Repeat the listing in full, word for word.

(Entries with figure data)
==*==
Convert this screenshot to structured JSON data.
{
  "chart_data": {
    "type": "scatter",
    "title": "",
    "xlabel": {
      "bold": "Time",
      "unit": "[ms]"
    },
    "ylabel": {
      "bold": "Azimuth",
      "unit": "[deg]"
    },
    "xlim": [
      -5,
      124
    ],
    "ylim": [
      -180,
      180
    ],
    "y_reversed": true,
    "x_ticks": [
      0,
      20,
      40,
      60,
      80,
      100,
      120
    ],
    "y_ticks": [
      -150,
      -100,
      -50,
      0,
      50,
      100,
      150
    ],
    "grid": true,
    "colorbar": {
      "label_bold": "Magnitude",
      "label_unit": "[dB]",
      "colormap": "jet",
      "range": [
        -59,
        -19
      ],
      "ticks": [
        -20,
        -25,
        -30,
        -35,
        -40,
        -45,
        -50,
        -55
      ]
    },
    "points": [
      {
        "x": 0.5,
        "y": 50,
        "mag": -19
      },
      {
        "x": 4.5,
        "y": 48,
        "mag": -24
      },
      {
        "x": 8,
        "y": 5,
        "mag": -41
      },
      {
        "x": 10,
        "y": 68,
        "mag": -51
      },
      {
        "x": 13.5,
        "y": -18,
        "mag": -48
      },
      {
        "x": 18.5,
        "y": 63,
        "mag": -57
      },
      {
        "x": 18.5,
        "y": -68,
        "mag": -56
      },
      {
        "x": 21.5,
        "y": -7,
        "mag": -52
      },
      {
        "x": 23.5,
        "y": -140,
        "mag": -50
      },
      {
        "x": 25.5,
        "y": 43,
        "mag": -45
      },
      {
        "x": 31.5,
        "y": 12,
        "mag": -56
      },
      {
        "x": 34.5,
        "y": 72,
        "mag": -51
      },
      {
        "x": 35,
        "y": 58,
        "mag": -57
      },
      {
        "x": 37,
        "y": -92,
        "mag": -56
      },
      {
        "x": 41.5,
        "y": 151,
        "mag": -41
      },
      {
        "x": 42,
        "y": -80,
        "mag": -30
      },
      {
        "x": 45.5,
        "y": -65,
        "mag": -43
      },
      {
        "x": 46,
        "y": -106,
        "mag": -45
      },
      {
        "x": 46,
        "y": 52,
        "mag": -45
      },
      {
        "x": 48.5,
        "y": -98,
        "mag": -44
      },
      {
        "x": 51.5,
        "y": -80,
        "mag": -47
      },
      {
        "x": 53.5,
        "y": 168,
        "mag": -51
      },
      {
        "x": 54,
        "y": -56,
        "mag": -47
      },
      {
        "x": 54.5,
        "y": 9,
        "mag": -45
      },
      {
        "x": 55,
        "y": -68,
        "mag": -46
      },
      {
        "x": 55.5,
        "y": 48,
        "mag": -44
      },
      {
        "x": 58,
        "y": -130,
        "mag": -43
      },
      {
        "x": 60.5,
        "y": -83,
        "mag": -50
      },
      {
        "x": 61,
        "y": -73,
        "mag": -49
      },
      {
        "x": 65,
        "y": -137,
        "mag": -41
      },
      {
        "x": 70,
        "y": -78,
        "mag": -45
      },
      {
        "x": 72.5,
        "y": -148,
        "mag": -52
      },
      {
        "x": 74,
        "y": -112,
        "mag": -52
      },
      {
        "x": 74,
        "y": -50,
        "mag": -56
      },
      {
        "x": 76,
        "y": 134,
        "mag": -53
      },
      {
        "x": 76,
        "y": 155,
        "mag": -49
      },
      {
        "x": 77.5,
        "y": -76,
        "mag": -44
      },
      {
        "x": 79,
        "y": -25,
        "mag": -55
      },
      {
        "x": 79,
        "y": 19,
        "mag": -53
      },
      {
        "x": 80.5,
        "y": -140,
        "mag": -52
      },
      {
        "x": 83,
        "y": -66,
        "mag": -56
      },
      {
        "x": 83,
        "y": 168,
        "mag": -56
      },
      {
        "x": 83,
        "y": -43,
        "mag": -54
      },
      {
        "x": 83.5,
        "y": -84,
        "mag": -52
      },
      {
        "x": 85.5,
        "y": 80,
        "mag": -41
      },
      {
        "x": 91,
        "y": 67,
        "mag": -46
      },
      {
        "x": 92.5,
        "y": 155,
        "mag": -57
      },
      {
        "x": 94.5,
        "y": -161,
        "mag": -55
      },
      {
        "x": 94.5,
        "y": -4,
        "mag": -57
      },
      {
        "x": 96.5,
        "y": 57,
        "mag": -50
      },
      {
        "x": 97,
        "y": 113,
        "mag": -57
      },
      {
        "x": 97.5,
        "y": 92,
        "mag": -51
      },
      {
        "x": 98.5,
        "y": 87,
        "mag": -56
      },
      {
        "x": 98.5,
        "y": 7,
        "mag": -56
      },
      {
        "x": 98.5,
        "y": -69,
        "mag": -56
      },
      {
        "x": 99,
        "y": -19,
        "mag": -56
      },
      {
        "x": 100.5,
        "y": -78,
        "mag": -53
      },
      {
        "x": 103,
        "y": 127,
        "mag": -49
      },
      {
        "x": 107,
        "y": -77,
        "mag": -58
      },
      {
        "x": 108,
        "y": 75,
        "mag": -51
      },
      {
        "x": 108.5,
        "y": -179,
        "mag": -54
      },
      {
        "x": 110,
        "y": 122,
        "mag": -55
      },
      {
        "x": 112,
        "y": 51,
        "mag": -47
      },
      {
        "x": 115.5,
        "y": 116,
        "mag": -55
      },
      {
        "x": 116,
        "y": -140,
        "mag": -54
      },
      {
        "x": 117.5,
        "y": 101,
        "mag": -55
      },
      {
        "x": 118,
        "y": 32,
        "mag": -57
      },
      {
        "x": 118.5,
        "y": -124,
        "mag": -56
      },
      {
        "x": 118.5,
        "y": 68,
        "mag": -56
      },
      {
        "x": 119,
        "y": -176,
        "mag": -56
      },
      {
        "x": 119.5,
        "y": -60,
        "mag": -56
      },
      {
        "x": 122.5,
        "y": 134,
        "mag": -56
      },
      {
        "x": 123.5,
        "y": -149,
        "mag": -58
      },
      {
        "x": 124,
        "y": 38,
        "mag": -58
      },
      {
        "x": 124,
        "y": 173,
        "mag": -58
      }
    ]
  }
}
==*==
**WRITTEN ANSWER**
Convert this screenshot to structured JSON data.
{
  "chart_data": {
    "type": "scatter",
    "title": "",
    "xlabel": {
      "bold": "Time",
      "unit": "[ms]"
    },
    "ylabel": {
      "bold": "Azimuth",
      "unit": "[deg]"
    },
    "xlim": [
      -5,
      124
    ],
    "ylim": [
      -180,
      180
    ],
    "y_reversed": true,
    "x_ticks": [
      0,
      20,
      40,
      60,
      80,
      100,
      120
    ],
    "y_ticks": [
      -150,
      -100,
      -50,
      0,
      50,
      100,
      150
    ],
    "grid": true,
    "colorbar": {
      "label_bold": "Magnitude",
      "label_unit": "[dB]",
      "colormap": "jet",
      "range": [
        -59,
        -19
      ],
      "ticks": [
        -20,
        -25,
        -30,
        -35,
        -40,
        -45,
        -50,
        -55
      ]
    },
    "points": [
      {
        "x": 0.5,
        "y": 50,
        "mag": -19
      },
      {
        "x": 4.5,
        "y": 48,
        "mag": -24
      },
      {
        "x": 8,
        "y": 5,
        "mag": -41
      },
      {
        "x": 10,
        "y": 68,
        "mag": -51
      },
      {
        "x": 13.5,
        "y": -18,
        "mag": -48
      },
      {
        "x": 18.5,
        "y": 63,
        "mag": -57
      },
      {
        "x": 18.5,
        "y": -68,
        "mag": -56
      },
      {
        "x": 21.5,
        "y": -7,
        "mag": -52
      },
      {
        "x": 23.5,
        "y": -140,
        "mag": -50
      },
      {
        "x": 25.5,
        "y": 43,
        "mag": -45
      },
      {
        "x": 31.5,
        "y": 12,
        "mag": -56
      },
      {
        "x": 34.5,
        "y": 72,
        "mag": -51
      },
      {
        "x": 35,
        "y": 58,
        "mag": -57
      },
      {
        "x": 37,
        "y": -92,
        "mag": -56
      },
      {
        "x": 41.5,
        "y": 151,
        "mag": -41
      },
      {
        "x": 42,
        "y": -80,
        "mag": -30
      },
      {
        "x": 45.5,
        "y": -65,
        "mag": -43
      },
      {
        "x": 46,
        "y": -106,
        "mag": -45
      },
      {
        "x": 46,
        "y": 52,
        "mag": -45
      },
      {
        "x": 48.5,
        "y": -98,
        "mag": -44
      },
      {
        "x": 51.5,
        "y": -80,
        "mag": -47
      },
      {
        "x": 53.5,
        "y": 168,
        "mag": -51
      },
      {
        "x": 54,
        "y": -56,
        "mag": -47
      },
      {
        "x": 54.5,
        "y": 9,
        "mag": -45
      },
      {
        "x": 55,
        "y": -68,
        "mag": -46
      },
      {
        "x": 55.5,
        "y": 48,
        "mag": -44
      },
      {
        "x": 58,
        "y": -130,
        "mag": -43
      },
      {
        "x": 60.5,
        "y": -83,
        "mag": -50
      },
      {
        "x": 61,
        "y": -73,
        "mag": -49
      },
      {
        "x": 65,
        "y": -137,
        "mag": -41
      },
      {
        "x": 70,
        "y": -78,
        "mag": -45
      },
      {
        "x": 72.5,
        "y": -148,
        "mag": -52
      },
      {
        "x": 74,
        "y": -112,
        "mag": -52
      },
      {
        "x": 74,
        "y": -50,
        "mag": -56
      },
      {
        "x": 76,
        "y": 134,
        "mag": -53
      },
      {
        "x": 76,
        "y": 155,
        "mag": -49
      },
      {
        "x": 77.5,
        "y": -76,
        "mag": -44
      },
      {
        "x": 79,
        "y": -25,
        "mag": -55
      },
      {
        "x": 79,
        "y": 19,
        "mag": -53
      },
      {
        "x": 80.5,
        "y": -140,
        "mag": -52
      },
      {
        "x": 83,
        "y": -66,
        "mag": -56
      },
      {
        "x": 83,
        "y": 168,
        "mag": -56
      },
      {
        "x": 83,
        "y": -43,
        "mag": -54
      },
      {
        "x": 83.5,
        "y": -84,
        "mag": -52
      },
      {
        "x": 85.5,
        "y": 80,
        "mag": -41
      },
      {
        "x": 91,
        "y": 67,
        "mag": -46
      },
      {
        "x": 92.5,
        "y": 155,
        "mag": -57
      },
      {
        "x": 94.5,
        "y": -161,
        "mag": -55
      },
      {
        "x": 94.5,
        "y": -4,
        "mag": -57
      },
      {
        "x": 96.5,
        "y": 57,
        "mag": -50
      },
      {
        "x": 97,
        "y": 113,
        "mag": -57
      },
      {
        "x": 97.5,
        "y": 92,
        "mag": -51
      },
      {
        "x": 98.5,
        "y": 87,
        "mag": -56
      },
      {
        "x": 98.5,
        "y": 7,
        "mag": -56
      },
      {
        "x": 98.5,
        "y": -69,
        "mag": -56
      },
      {
        "x": 99,
        "y": -19,
        "mag": -56
      },
      {
        "x": 100.5,
        "y": -78,
        "mag": -53
      },
      {
        "x": 103,
        "y": 127,
        "mag": -49
      },
      {
        "x": 107,
        "y": -77,
        "mag": -58
      },
      {
        "x": 108,
        "y": 75,
        "mag": -51
      },
      {
        "x": 108.5,
        "y": -179,
        "mag": -54
      },
      {
        "x": 110,
        "y": 122,
        "mag": -55
      },
      {
        "x": 112,
        "y": 51,
        "mag": -47
      },
      {
        "x": 115.5,
        "y": 116,
        "mag": -55
      },
      {
        "x": 116,
        "y": -140,
        "mag": -54
      },
      {
        "x": 117.5,
        "y": 101,
        "mag": -55
      },
      {
        "x": 118,
        "y": 32,
        "mag": -57
      },
      {
        "x": 118.5,
        "y": -124,
        "mag": -56
      },
      {
        "x": 118.5,
        "y": 68,
        "mag": -56
      },
      {
        "x": 119,
        "y": -176,
        "mag": -56
      },
      {
        "x": 119.5,
        "y": -60,
        "mag": -56
      },
      {
        "x": 122.5,
        "y": 134,
        "mag": -56
      },
      {
        "x": 123.5,
        "y": -149,
        "mag": -58
      },
      {
        "x": 124,
        "y": 38,
        "mag": -58
      },
      {
        "x": 124,
        "y": 173,
        "mag": -58
      }
    ]
  }
}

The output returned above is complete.